Retype precisely the section of the data that starts at the line containing "Decode this image" and runs to its final line, ends included.
————
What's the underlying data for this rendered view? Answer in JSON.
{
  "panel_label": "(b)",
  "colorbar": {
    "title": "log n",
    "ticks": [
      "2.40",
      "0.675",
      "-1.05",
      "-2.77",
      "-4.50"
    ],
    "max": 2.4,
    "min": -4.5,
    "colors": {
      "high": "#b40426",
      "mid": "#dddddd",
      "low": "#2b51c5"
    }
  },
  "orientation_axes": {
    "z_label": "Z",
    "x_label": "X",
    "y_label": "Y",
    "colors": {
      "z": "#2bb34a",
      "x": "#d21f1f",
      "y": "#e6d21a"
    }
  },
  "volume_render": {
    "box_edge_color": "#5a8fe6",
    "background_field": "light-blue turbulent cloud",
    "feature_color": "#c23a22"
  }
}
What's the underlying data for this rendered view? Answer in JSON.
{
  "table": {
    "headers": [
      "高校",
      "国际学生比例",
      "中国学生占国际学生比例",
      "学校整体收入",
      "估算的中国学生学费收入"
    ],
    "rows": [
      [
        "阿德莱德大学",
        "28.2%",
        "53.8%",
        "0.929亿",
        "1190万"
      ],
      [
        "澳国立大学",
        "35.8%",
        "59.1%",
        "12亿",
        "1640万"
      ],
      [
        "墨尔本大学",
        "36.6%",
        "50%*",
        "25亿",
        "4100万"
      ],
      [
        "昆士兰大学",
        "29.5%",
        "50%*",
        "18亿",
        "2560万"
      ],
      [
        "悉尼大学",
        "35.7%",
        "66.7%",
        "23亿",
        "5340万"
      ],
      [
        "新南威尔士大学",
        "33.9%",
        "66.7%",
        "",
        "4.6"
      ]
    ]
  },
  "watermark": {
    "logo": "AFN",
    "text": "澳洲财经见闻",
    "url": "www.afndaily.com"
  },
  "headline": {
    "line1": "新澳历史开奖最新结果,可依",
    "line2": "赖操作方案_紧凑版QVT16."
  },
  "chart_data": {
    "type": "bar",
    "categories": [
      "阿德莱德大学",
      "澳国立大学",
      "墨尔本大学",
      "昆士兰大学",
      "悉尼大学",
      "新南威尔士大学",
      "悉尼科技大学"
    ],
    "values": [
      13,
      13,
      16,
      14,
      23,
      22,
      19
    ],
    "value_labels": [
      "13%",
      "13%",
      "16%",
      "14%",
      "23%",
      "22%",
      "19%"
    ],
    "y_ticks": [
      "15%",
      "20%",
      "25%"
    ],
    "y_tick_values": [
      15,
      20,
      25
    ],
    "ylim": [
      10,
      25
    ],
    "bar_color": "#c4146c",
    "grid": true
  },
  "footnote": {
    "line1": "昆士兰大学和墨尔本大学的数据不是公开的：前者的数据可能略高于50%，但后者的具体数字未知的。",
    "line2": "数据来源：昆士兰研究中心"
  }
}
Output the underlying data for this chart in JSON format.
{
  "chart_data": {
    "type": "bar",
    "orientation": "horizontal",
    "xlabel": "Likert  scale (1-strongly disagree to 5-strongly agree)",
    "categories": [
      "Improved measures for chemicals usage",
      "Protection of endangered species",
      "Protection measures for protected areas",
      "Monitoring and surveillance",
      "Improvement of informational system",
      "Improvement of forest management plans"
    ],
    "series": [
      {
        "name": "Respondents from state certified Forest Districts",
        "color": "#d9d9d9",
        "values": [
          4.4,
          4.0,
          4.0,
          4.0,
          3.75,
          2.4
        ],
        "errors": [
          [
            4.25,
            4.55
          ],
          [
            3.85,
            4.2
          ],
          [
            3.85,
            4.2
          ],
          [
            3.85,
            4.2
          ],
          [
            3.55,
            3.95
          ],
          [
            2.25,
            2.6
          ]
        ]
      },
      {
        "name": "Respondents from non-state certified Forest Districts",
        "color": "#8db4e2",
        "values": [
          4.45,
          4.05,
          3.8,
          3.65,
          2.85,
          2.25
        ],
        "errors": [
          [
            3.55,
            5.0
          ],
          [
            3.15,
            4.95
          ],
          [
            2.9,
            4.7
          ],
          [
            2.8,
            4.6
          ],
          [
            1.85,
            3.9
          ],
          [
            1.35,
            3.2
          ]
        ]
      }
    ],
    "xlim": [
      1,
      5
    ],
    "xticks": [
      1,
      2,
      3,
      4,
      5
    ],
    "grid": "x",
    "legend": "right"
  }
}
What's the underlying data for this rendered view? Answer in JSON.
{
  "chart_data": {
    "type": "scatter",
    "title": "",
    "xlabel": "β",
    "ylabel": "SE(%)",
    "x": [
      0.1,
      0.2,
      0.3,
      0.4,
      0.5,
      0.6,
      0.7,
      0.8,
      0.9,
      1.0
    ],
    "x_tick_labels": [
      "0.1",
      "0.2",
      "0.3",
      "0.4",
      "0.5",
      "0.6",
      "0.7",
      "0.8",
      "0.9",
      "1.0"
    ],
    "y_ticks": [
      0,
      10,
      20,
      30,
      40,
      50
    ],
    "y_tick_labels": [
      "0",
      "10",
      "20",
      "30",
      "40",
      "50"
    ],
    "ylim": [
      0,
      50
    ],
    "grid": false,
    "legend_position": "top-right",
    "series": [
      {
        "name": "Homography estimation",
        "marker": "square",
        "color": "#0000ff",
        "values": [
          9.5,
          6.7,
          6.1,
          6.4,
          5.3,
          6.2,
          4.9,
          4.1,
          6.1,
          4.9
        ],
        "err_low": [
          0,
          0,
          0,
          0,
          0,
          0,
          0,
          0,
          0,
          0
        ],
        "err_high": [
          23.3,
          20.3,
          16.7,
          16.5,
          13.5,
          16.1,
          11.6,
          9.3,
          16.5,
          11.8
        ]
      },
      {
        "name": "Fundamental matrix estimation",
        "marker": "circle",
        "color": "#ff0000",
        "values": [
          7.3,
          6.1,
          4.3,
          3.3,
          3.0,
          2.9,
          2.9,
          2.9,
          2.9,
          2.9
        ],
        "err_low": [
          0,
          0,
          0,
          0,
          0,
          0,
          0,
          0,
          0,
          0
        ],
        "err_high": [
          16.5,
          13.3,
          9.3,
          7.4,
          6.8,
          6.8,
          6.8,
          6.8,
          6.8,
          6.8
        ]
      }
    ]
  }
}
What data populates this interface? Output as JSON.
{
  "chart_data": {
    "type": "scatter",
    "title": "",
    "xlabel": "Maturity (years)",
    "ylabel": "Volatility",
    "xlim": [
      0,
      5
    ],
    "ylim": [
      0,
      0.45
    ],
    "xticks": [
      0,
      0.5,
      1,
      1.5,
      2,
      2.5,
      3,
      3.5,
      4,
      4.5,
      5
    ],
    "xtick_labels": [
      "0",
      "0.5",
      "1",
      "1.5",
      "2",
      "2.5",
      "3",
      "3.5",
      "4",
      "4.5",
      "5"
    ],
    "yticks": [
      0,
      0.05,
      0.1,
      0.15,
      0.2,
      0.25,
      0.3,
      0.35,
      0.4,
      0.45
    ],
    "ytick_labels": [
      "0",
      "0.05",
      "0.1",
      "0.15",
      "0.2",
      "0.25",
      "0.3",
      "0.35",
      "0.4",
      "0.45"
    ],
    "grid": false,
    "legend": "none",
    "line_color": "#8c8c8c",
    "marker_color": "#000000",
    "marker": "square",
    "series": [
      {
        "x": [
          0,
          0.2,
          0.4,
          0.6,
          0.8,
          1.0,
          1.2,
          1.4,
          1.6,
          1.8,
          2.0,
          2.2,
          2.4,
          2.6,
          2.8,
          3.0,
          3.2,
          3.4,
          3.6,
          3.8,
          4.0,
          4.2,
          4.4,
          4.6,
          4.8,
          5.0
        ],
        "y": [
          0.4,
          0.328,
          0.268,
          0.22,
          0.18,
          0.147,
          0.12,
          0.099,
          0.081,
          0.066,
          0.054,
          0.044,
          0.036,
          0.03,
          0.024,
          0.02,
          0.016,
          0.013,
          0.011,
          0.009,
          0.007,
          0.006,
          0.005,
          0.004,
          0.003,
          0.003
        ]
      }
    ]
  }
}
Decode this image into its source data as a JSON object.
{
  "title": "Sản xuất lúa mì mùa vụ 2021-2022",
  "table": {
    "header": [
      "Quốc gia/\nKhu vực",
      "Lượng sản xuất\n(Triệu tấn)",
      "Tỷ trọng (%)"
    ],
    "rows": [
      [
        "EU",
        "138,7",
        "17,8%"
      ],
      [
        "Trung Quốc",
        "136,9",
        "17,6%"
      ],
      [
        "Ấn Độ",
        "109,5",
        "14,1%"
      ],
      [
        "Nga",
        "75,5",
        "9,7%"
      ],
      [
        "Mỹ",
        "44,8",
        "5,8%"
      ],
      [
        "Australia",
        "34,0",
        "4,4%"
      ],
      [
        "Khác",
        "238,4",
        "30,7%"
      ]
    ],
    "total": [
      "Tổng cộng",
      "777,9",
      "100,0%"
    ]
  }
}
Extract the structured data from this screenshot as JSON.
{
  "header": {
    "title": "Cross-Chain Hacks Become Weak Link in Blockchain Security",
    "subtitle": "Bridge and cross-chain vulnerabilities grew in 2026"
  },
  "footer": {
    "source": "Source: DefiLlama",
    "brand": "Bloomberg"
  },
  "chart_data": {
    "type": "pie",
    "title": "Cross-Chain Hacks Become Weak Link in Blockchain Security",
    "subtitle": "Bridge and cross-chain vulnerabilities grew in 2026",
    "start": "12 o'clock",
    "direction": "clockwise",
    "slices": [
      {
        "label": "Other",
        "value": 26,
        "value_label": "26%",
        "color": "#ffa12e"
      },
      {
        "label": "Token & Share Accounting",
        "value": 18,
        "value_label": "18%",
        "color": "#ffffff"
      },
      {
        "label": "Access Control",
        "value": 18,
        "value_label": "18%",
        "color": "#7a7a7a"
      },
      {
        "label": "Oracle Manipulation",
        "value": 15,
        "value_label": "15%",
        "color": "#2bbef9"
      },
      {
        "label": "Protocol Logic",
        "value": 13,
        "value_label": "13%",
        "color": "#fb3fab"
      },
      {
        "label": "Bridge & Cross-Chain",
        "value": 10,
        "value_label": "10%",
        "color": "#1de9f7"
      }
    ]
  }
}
————
* _THE ANSWER_:
Decode this image into its source data as a JSON object.
{
  "title": "Sản xuất lúa mì mùa vụ 2021-2022",
  "table": {
    "header": [
      "Quốc gia/\nKhu vực",
      "Lượng sản xuất\n(Triệu tấn)",
      "Tỷ trọng (%)"
    ],
    "rows": [
      [
        "EU",
        "138,7",
        "17,8%"
      ],
      [
        "Trung Quốc",
        "136,9",
        "17,6%"
      ],
      [
        "Ấn Độ",
        "109,5",
        "14,1%"
      ],
      [
        "Nga",
        "75,5",
        "9,7%"
      ],
      [
        "Mỹ",
        "44,8",
        "5,8%"
      ],
      [
        "Australia",
        "34,0",
        "4,4%"
      ],
      [
        "Khác",
        "238,4",
        "30,7%"
      ]
    ],
    "total": [
      "Tổng cộng",
      "777,9",
      "100,0%"
    ]
  }
}
Extract the structured data from this screenshot as JSON.
{
  "header": {
    "title": "Cross-Chain Hacks Become Weak Link in Blockchain Security",
    "subtitle": "Bridge and cross-chain vulnerabilities grew in 2026"
  },
  "footer": {
    "source": "Source: DefiLlama",
    "brand": "Bloomberg"
  },
  "chart_data": {
    "type": "pie",
    "title": "Cross-Chain Hacks Become Weak Link in Blockchain Security",
    "subtitle": "Bridge and cross-chain vulnerabilities grew in 2026",
    "start": "12 o'clock",
    "direction": "clockwise",
    "slices": [
      {
        "label": "Other",
        "value": 26,
        "value_label": "26%",
        "color": "#ffa12e"
      },
      {
        "label": "Token & Share Accounting",
        "value": 18,
        "value_label": "18%",
        "color": "#ffffff"
      },
      {
        "label": "Access Control",
        "value": 18,
        "value_label": "18%",
        "color": "#7a7a7a"
      },
      {
        "label": "Oracle Manipulation",
        "value": 15,
        "value_label": "15%",
        "color": "#2bbef9"
      },
      {
        "label": "Protocol Logic",
        "value": 13,
        "value_label": "13%",
        "color": "#fb3fab"
      },
      {
        "label": "Bridge & Cross-Chain",
        "value": 10,
        "value_label": "10%",
        "color": "#1de9f7"
      }
    ]
  }
}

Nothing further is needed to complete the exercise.